Below are the records; reproduce all of them exactly but without any images.

[Items listed in a dataset]

## begin

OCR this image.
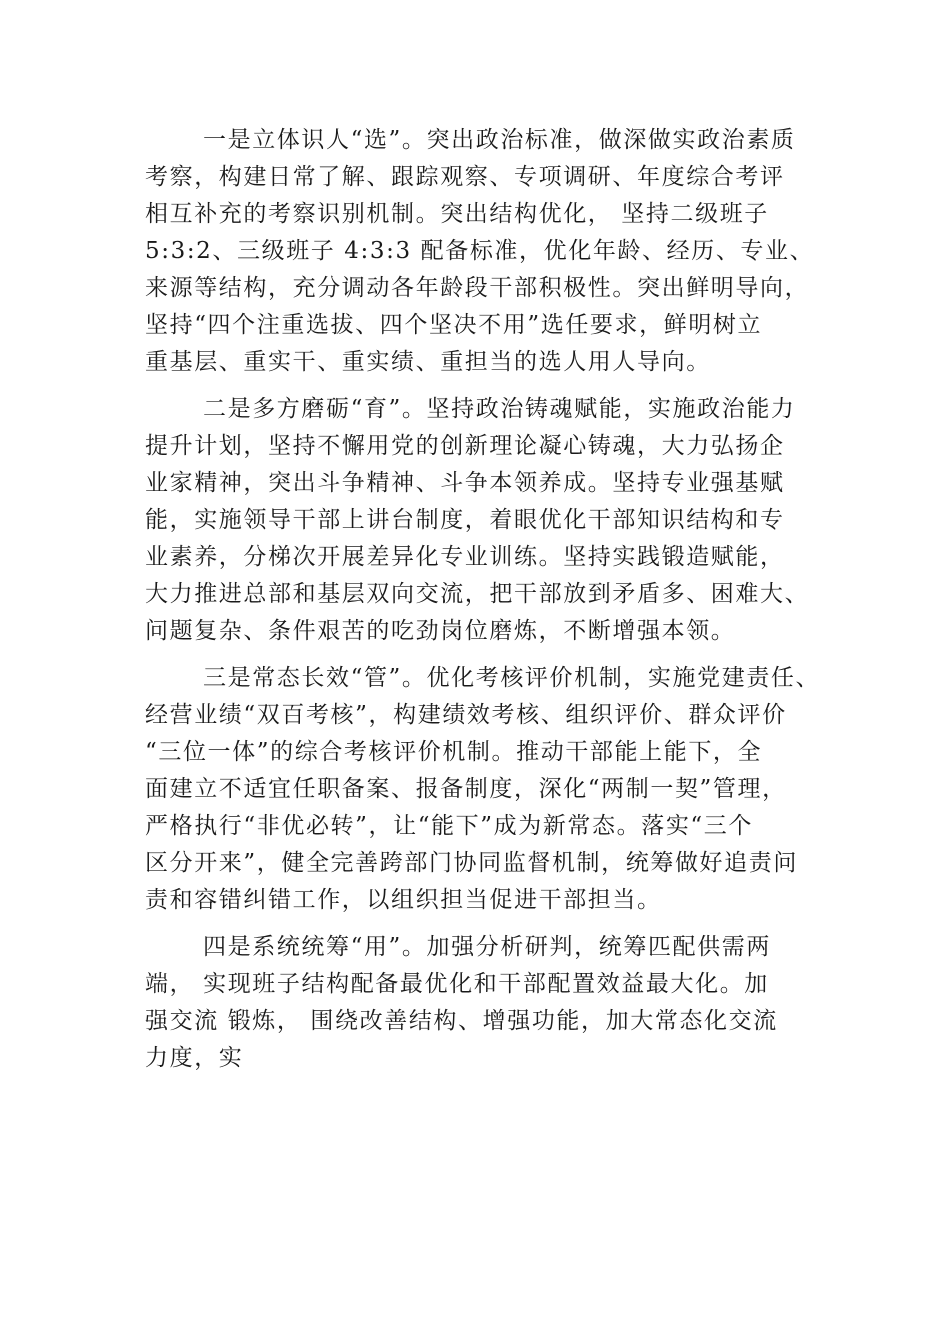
一是立体识人“选”。突出政治标准，做深做实政治素质
考察，构建日常了解、跟踪观察、专项调研、年度综合考评
相互补充的考察识别机制。突出结构优化， 坚持二级班子
5:3:2、三级班子 4:3:3 配备标准，优化年龄、经历、专业、
来源等结构，充分调动各年龄段干部积极性。突出鲜明导向，
坚持“四个注重选拔、四个坚决不用”选任要求，鲜明树立
重基层、重实干、重实绩、重担当的选人用人导向。
二是多方磨砺“育”。坚持政治铸魂赋能，实施政治能力
提升计划，坚持不懈用党的创新理论凝心铸魂，大力弘扬企
业家精神，突出斗争精神、斗争本领养成。坚持专业强基赋
能，实施领导干部上讲台制度，着眼优化干部知识结构和专
业素养，分梯次开展差异化专业训练。坚持实践锻造赋能，
大力推进总部和基层双向交流，把干部放到矛盾多、困难大、
问题复杂、条件艰苦的吃劲岗位磨炼，不断增强本领。
三是常态长效“管”。优化考核评价机制，实施党建责任、
经营业绩“双百考核”，构建绩效考核、组织评价、群众评价
“三位一体”的综合考核评价机制。推动干部能上能下，全
面建立不适宜任职备案、报备制度，深化“两制一契”管理，
严格执行“非优必转”，让“能下”成为新常态。落实“三个
区分开来”，健全完善跨部门协同监督机制，统筹做好追责问
责和容错纠错工作，以组织担当促进干部担当。
四是系统统筹“用”。加强分析研判，统筹匹配供需两
端， 实现班子结构配备最优化和干部配置效益最大化。加
强交流 锻炼， 围绕改善结构、增强功能，加大常态化交流
力度，实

## end

# RESPONSE
OCR this image.
一是立体识人“选”。突出政治标准，做深做实政治素质
考察，构建日常了解、跟踪观察、专项调研、年度综合考评
相互补充的考察识别机制。突出结构优化， 坚持二级班子
5:3:2、三级班子 4:3:3 配备标准，优化年龄、经历、专业、
来源等结构，充分调动各年龄段干部积极性。突出鲜明导向，
坚持“四个注重选拔、四个坚决不用”选任要求，鲜明树立
重基层、重实干、重实绩、重担当的选人用人导向。
二是多方磨砺“育”。坚持政治铸魂赋能，实施政治能力
提升计划，坚持不懈用党的创新理论凝心铸魂，大力弘扬企
业家精神，突出斗争精神、斗争本领养成。坚持专业强基赋
能，实施领导干部上讲台制度，着眼优化干部知识结构和专
业素养，分梯次开展差异化专业训练。坚持实践锻造赋能，
大力推进总部和基层双向交流，把干部放到矛盾多、困难大、
问题复杂、条件艰苦的吃劲岗位磨炼，不断增强本领。
三是常态长效“管”。优化考核评价机制，实施党建责任、
经营业绩“双百考核”，构建绩效考核、组织评价、群众评价
“三位一体”的综合考核评价机制。推动干部能上能下，全
面建立不适宜任职备案、报备制度，深化“两制一契”管理，
严格执行“非优必转”，让“能下”成为新常态。落实“三个
区分开来”，健全完善跨部门协同监督机制，统筹做好追责问
责和容错纠错工作，以组织担当促进干部担当。
四是系统统筹“用”。加强分析研判，统筹匹配供需两
端， 实现班子结构配备最优化和干部配置效益最大化。加
强交流 锻炼， 围绕改善结构、增强功能，加大常态化交流
力度，实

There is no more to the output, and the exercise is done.